▶ Aim
What is the number of lines holding the word "oogen"? Give that number alone.

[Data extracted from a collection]
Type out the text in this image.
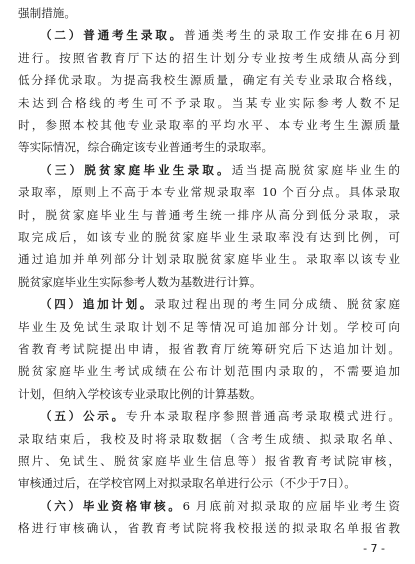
强制措施。
（二）普通考生录取。普通类考生的录取工作安排在6月初
进行。按照省教育厅下达的招生计划分专业按考生成绩从高分到
低分择优录取。为提高我校生源质量，确定有关专业录取合格线，
未达到合格线的考生可不予录取。当某专业实际参考人数不足
时，参照本校其他专业录取率的平均水平、本专业考生生源质量
等实际情况，综合确定该专业普通考生的录取率。
（三）脱贫家庭毕业生录取。适当提高脱贫家庭毕业生的
录取率，原则上不高于本专业常规录取率 10 个百分点。具体录取
时，脱贫家庭毕业生与普通考生统一排序从高分到低分录取，录
取完成后，如该专业的脱贫家庭毕业生录取率没有达到比例，可
通过追加并单列部分计划录取脱贫家庭毕业生。录取率以该专业
脱贫家庭毕业生实际参考人数为基数进行计算。
（四）追加计划。录取过程出现的考生同分成绩、脱贫家庭
毕业生及免试生录取计划不足等情况可追加部分计划。学校可向
省教育考试院提出申请，报省教育厅统筹研究后下达追加计划。
脱贫家庭毕业生考试成绩在公布计划范围内录取的，不需要追加
计划，但纳入学校该专业录取比例的计算基数。
（五）公示。专升本录取程序参照普通高考录取模式进行。
录取结束后，我校及时将录取数据（含考生成绩、拟录取名单、
照片、免试生、脱贫家庭毕业生信息等）报省教育考试院审核，
审核通过后，在学校官网上对拟录取名单进行公示（不少于7日）。
（六）毕业资格审核。6 月底前对拟录取的应届毕业考生资
格进行审核确认，省教育考试院将我校报送的拟录取名单报省教
- 7 -
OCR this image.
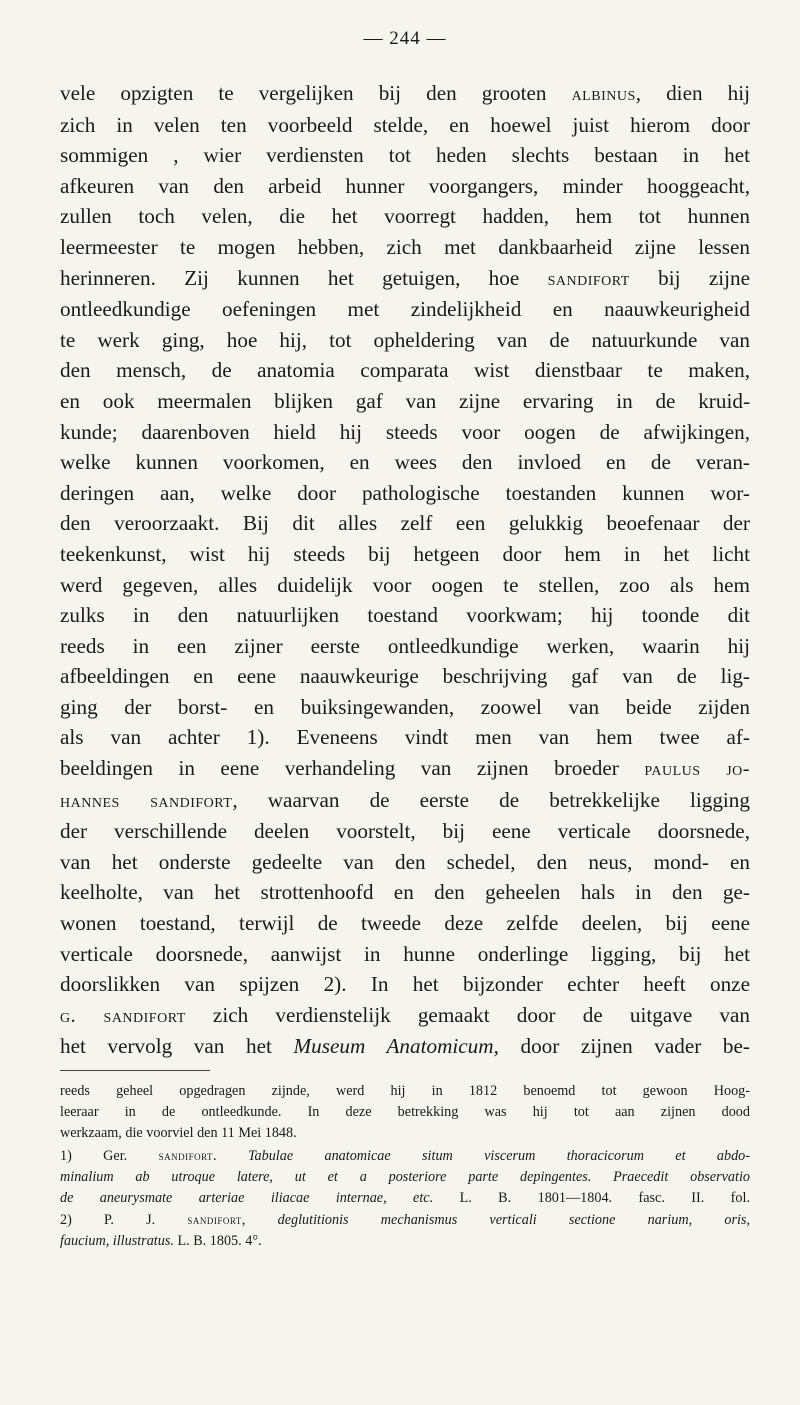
— 244 —
vele opzigten te vergelijken bij den grooten albinus, dien hij
zich in velen ten voorbeeld stelde, en hoewel juist hierom door
sommigen , wier verdiensten tot heden slechts bestaan in het
afkeuren van den arbeid hunner voorgangers, minder hooggeacht,
zullen toch velen, die het voorregt hadden, hem tot hunnen
leermeester te mogen hebben, zich met dankbaarheid zijne lessen
herinneren. Zij kunnen het getuigen, hoe sandifort bij zijne
ontleedkundige oefeningen met zindelijkheid en naauwkeurigheid
te werk ging, hoe hij, tot opheldering van de natuurkunde van
den mensch, de anatomia comparata wist dienstbaar te maken,
en ook meermalen blijken gaf van zijne ervaring in de kruid-
kunde; daarenboven hield hij steeds voor oogen de afwijkingen,
welke kunnen voorkomen, en wees den invloed en de veran-
deringen aan, welke door pathologische toestanden kunnen wor-
den veroorzaakt. Bij dit alles zelf een gelukkig beoefenaar der
teekenkunst, wist hij steeds bij hetgeen door hem in het licht
werd gegeven, alles duidelijk voor oogen te stellen, zoo als hem
zulks in den natuurlijken toestand voorkwam; hij toonde dit
reeds in een zijner eerste ontleedkundige werken, waarin hij
afbeeldingen en eene naauwkeurige beschrijving gaf van de lig-
ging der borst- en buiksingewanden, zoowel van beide zijden
als van achter 1). Eveneens vindt men van hem twee af-
beeldingen in eene verhandeling van zijnen broeder paulus jo-
hannes sandifort, waarvan de eerste de betrekkelijke ligging
der verschillende deelen voorstelt, bij eene verticale doorsnede,
van het onderste gedeelte van den schedel, den neus, mond- en
keelholte, van het strottenhoofd en den geheelen hals in den ge-
wonen toestand, terwijl de tweede deze zelfde deelen, bij eene
verticale doorsnede, aanwijst in hunne onderlinge ligging, bij het
doorslikken van spijzen 2). In het bijzonder echter heeft onze
g. sandifort zich verdienstelijk gemaakt door de uitgave van
het vervolg van het Museum Anatomicum, door zijnen vader be-
reeds geheel opgedragen zijnde, werd hij in 1812 benoemd tot gewoon Hoog-
leeraar in de ontleedkunde. In deze betrekking was hij tot aan zijnen dood
werkzaam, die voorviel den 11 Mei 1848.
1) Ger. sandifort. Tabulae anatomicae situm viscerum thoracicorum et abdo-
minalium ab utroque latere, ut et a posteriore parte depingentes. Praecedit observatio
de aneurysmate arteriae iliacae internae, etc. L. B. 1801—1804. fasc. II. fol.
2) P. J. sandifort, deglutitionis mechanismus verticali sectione narium, oris,
faucium, illustratus. L. B. 1805. 4°.
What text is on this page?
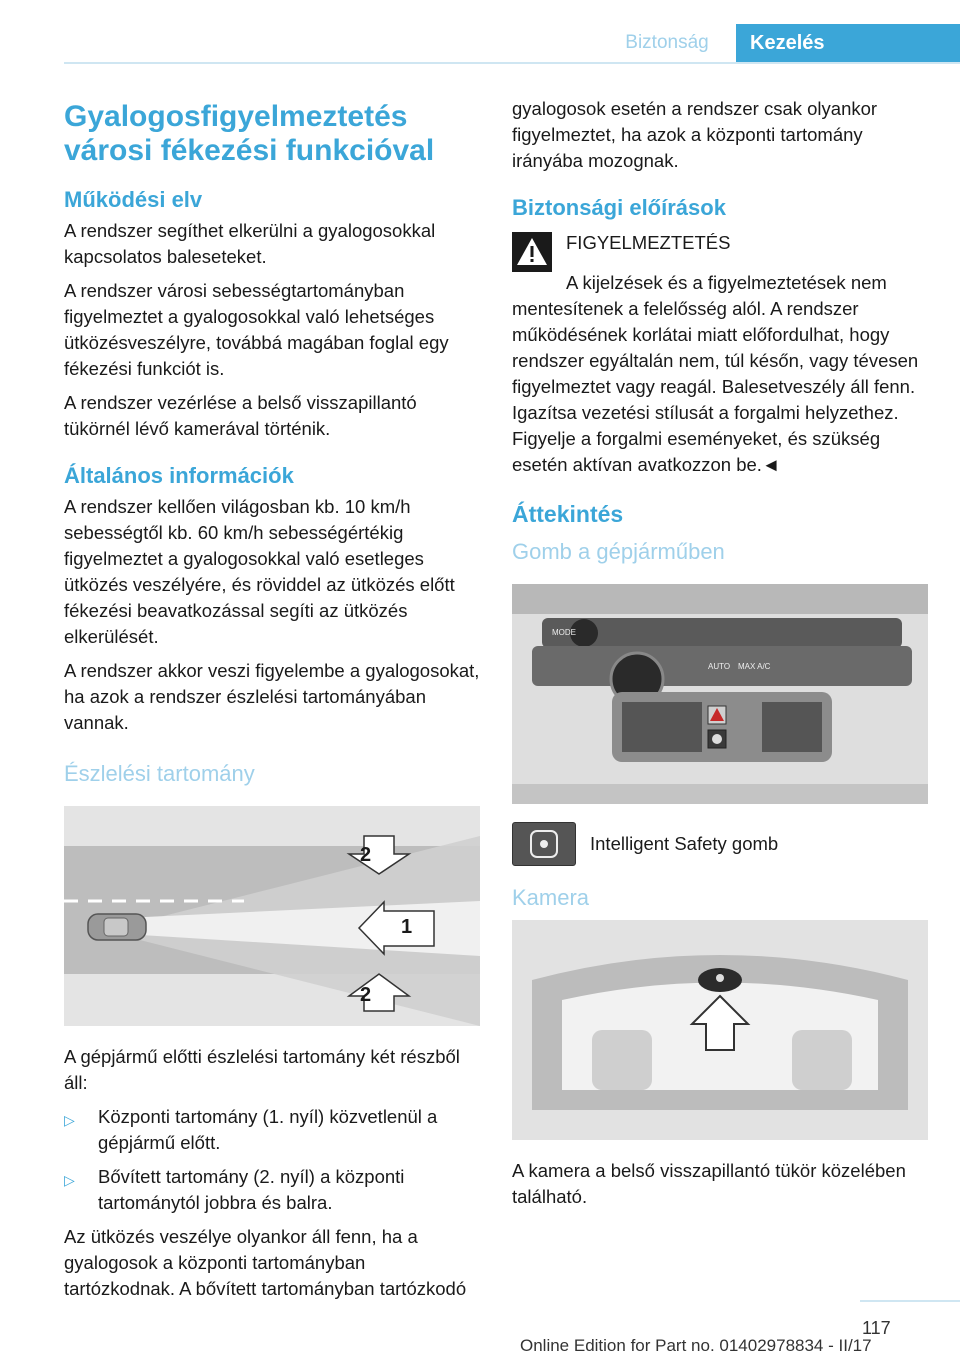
Biztonság	Kezelés
Gyalogosfigyelmeztetés városi fékezési funkcióval
Működési elv

A rendszer segíthet elkerülni a gyalogosokkal kapcsolatos baleseteket.

A rendszer városi sebességtartományban figyelmeztet a gyalogosokkal való lehetséges ütközésveszélyre, továbbá magában foglal egy fékezési funkciót is.

A rendszer vezérlése a belső visszapillantó tükörnél lévő kamerával történik.

Általános információk

A rendszer kellően világosban kb. 10 km/h sebességtől kb. 60 km/h sebességértékig figyelmeztet a gyalogosokkal való esetleges ütközés veszélyére, és röviddel az ütközés előtt fékezési beavatkozással segíti az ütközés elkerülését.

A rendszer akkor veszi figyelembe a gyalogosokat, ha azok a rendszer észlelési tartományában vannak.

Észlelési tartomány
2
1
2

A gépjármű előtti észlelési tartomány két részből áll:

▷	Központi tartomány (1. nyíl) közvetlenül a gépjármű előtt.
▷	Bővített tartomány (2. nyíl) a központi tartománytól jobbra és balra.

Az ütközés veszélye olyankor áll fenn, ha a gyalogosok a központi tartományban tartózkodnak. A bővített tartományban tartózkodó

gyalogosok esetén a rendszer csak olyankor figyelmeztet, ha azok a központi tartomány irányába mozognak.

Biztonsági előírások

FIGYELMEZTETÉS

A kijelzések és a figyelmeztetések nem mentesítenek a felelősség alól. A rendszer működésének korlátai miatt előfordulhat, hogy rendszer egyáltalán nem, túl későn, vagy tévesen figyelmeztet vagy reagál. Balesetveszély áll fenn. Igazítsa vezetési stílusát a forgalmi helyzethez. Figyelje a forgalmi eseményeket, és szükség esetén aktívan avatkozzon be.◄

Áttekintés
Gomb a gépjárműben
MODE
AUTO MAX A/C
Intelligent Safety gomb
Kamera

A kamera a belső visszapillantó tükör közelében található.

117
Online Edition for Part no. 01402978834 - II/17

▶ Final result
2